So I sat down at my computer to look for something on google and work on a project, but as usual I ended up somewhere completely different, haha. Namely, blogger. I decided to write a post because, well, I have some stuff in my head and I want to get it all out. I organized it by topic (see title of post), so it's easy to read. ;)
College: I START COLLEGE AUGUST 19th. Which is in, like, threeeeeee weeks, I think? Something like that? I'm dual-majoring in Visual Arts and Communications (Journalism).
People keep asking me "Are you excited?" and I literally give everyone a different answer because my feelings toward it change. constantly. One minute I am so excited I can't stand it. I mean, I love school and my classes are on such interesting topics. I'm taking Astronomy (with a good friend from church!), French (Bonjour! Comment allez-vous?), Reading Conference (reading books and discussing them? yes, please.), Women's Chorus (we may actually perform with our local symphony orchestra! what, what??!!!), Orientation (I'm sure that will be easy...), and an art class. I mean, those sound fantastic!
But at the same time, I've been homeschooled my entire life, and I've always been in a predominantly Christian environment. What will it be like *going* to a secular school? I feel like a little goldfish in a big tank of hungry sharks! *gulp*. I will be glad when my first week is done and I will at least know what to expect.

**Data supplied**
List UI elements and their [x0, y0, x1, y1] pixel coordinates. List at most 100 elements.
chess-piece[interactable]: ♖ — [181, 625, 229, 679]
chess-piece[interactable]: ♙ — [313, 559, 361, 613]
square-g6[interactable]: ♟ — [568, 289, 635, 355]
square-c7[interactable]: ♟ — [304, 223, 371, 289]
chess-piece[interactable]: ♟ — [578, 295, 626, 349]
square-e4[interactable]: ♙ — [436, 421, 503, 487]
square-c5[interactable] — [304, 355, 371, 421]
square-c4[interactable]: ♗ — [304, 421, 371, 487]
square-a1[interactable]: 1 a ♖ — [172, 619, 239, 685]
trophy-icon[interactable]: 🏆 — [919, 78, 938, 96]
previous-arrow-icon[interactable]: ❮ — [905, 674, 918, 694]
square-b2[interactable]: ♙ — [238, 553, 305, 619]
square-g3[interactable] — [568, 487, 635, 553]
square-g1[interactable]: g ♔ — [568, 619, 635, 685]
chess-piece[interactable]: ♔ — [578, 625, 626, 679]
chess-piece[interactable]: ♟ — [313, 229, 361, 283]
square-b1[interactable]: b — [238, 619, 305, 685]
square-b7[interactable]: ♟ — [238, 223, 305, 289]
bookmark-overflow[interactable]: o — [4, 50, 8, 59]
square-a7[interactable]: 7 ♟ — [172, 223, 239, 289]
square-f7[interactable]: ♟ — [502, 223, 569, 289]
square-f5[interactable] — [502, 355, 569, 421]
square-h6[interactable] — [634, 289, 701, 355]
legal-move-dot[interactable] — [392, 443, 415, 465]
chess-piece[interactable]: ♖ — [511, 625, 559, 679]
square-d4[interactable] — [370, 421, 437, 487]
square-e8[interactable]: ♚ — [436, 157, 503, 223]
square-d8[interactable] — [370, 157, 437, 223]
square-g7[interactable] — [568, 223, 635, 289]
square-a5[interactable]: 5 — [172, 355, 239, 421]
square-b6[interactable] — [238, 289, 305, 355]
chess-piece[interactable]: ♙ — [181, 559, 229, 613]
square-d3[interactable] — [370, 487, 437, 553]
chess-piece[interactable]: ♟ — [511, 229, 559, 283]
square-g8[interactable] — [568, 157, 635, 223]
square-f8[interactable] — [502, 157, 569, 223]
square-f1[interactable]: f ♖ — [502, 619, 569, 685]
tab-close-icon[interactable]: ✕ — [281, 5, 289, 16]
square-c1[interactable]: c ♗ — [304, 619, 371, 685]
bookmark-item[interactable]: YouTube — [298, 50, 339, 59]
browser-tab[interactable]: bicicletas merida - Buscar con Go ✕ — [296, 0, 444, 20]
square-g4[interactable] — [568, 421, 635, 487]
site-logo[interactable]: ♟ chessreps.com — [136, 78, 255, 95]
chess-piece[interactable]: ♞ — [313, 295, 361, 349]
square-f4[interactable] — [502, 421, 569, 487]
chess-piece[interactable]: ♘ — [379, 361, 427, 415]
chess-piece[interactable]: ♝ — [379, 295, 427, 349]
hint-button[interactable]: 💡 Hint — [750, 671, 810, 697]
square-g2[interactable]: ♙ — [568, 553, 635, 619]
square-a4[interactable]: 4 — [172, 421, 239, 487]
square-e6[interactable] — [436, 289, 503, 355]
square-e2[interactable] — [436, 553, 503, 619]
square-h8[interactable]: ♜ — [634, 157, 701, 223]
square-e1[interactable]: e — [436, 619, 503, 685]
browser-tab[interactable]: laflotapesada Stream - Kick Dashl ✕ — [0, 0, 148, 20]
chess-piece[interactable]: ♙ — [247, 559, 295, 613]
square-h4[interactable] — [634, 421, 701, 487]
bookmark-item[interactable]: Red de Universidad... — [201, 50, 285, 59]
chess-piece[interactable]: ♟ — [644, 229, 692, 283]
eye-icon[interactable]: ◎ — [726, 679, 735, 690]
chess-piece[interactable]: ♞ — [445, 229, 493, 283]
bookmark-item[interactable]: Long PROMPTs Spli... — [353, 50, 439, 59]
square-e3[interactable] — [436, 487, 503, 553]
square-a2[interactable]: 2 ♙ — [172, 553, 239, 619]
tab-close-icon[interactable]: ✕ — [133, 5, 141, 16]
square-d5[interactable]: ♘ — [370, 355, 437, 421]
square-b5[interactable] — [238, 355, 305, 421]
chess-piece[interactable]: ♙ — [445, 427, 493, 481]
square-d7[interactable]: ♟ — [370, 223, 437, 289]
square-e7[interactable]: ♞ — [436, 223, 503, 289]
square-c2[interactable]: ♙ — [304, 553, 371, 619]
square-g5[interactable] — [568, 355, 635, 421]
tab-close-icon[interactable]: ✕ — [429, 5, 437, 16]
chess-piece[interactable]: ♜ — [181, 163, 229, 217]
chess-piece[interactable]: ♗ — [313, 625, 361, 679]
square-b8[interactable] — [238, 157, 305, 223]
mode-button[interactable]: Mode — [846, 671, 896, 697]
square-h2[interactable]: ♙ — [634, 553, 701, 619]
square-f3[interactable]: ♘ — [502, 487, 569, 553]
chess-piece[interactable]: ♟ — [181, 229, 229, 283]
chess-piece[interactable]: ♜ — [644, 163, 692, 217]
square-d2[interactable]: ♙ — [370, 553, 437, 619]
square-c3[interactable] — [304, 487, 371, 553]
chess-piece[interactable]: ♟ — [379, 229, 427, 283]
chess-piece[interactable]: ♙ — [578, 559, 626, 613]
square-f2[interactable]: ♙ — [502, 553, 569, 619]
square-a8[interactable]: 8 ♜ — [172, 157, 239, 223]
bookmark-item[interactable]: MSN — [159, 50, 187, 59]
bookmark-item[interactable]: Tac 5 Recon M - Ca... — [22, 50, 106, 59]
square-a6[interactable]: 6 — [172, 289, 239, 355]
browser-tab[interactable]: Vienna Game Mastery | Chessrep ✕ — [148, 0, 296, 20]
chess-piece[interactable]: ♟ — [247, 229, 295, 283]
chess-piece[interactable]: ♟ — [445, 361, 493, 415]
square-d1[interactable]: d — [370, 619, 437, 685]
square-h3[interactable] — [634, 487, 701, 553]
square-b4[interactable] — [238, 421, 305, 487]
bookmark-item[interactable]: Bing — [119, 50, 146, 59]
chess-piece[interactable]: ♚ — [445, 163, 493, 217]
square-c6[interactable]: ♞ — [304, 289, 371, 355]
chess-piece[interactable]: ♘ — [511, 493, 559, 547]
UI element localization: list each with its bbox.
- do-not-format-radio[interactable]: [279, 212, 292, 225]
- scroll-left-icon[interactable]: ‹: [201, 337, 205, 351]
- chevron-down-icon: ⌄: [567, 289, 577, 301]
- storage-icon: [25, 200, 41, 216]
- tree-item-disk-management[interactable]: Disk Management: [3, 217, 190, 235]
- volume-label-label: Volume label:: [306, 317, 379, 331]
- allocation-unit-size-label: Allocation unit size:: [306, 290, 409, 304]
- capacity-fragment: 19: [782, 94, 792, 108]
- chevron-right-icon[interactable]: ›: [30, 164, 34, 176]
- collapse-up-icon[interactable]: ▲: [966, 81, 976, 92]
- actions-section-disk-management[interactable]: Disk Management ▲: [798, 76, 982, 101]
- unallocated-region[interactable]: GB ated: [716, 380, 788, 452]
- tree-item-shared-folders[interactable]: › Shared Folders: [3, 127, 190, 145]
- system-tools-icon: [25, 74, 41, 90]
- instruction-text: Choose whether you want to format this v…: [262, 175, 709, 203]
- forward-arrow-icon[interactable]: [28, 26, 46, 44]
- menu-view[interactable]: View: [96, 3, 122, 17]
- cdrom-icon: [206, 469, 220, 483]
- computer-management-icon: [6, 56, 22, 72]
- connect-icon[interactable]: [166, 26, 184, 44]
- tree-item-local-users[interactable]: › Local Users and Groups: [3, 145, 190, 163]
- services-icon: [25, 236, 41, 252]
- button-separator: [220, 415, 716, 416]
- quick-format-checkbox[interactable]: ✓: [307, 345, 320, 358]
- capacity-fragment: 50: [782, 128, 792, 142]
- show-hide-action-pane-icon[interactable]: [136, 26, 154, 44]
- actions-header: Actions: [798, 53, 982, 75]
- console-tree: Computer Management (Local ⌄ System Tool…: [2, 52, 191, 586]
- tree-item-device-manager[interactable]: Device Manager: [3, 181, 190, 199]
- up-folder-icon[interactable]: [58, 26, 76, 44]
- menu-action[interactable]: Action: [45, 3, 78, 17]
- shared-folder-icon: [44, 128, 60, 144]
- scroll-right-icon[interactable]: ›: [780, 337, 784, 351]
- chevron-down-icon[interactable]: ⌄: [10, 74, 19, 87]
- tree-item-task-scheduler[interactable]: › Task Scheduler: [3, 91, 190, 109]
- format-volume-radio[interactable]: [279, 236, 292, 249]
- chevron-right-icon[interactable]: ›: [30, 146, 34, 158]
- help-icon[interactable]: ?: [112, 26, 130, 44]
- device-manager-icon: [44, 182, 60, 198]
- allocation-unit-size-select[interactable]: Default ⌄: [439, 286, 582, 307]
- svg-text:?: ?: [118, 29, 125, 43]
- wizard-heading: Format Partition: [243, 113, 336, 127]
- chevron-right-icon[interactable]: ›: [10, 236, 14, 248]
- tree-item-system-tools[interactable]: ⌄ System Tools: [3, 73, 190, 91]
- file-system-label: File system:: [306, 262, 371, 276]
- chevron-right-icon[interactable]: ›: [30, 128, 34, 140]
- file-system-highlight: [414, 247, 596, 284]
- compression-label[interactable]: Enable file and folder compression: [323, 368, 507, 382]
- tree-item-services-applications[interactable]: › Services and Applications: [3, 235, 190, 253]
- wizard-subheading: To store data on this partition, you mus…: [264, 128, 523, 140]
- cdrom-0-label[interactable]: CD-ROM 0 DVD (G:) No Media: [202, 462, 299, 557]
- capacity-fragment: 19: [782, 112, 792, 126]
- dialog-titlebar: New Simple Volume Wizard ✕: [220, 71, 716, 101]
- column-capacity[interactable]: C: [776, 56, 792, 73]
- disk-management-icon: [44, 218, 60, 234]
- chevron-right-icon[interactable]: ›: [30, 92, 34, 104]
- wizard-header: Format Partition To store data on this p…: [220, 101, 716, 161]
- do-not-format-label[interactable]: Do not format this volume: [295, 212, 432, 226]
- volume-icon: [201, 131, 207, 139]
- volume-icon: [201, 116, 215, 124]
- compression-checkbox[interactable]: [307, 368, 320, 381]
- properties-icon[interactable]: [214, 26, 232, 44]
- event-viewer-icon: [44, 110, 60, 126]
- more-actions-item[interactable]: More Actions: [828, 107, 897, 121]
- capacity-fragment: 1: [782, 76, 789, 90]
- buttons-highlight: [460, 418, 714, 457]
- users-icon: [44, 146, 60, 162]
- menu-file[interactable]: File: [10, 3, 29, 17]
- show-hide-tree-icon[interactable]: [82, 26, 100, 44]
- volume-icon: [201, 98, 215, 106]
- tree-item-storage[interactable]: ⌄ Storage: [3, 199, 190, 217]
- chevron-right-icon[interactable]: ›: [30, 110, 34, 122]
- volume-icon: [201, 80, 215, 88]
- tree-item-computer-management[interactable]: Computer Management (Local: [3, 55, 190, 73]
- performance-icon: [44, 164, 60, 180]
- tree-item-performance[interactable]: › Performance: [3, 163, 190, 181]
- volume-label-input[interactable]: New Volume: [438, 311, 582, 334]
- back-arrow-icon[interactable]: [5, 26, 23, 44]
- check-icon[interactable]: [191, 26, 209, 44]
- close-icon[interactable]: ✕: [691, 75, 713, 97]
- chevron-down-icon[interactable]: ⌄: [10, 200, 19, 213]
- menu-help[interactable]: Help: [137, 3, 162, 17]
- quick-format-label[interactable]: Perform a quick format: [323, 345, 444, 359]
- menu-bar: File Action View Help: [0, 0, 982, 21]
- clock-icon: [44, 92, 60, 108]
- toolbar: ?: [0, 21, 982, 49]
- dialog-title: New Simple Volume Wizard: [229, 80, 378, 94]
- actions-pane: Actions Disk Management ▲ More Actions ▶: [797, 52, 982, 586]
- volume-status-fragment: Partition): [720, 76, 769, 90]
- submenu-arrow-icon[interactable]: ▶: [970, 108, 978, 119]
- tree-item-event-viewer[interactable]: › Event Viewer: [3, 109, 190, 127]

**Aim of the task**
Summarize the blog post in two sentences. None of the data is needed here.

**Written answer**
The writer starts college on August 19th, dual-majoring in Visual Arts and Communications (Journalism), with classes in Astronomy, French, Reading Conference, Women's Chorus, Orientation, and art. Their feelings constantly shift between excitement about those classes and nervousness about going to a secular school after a lifetime of homeschooling in a predominantly Christian environment.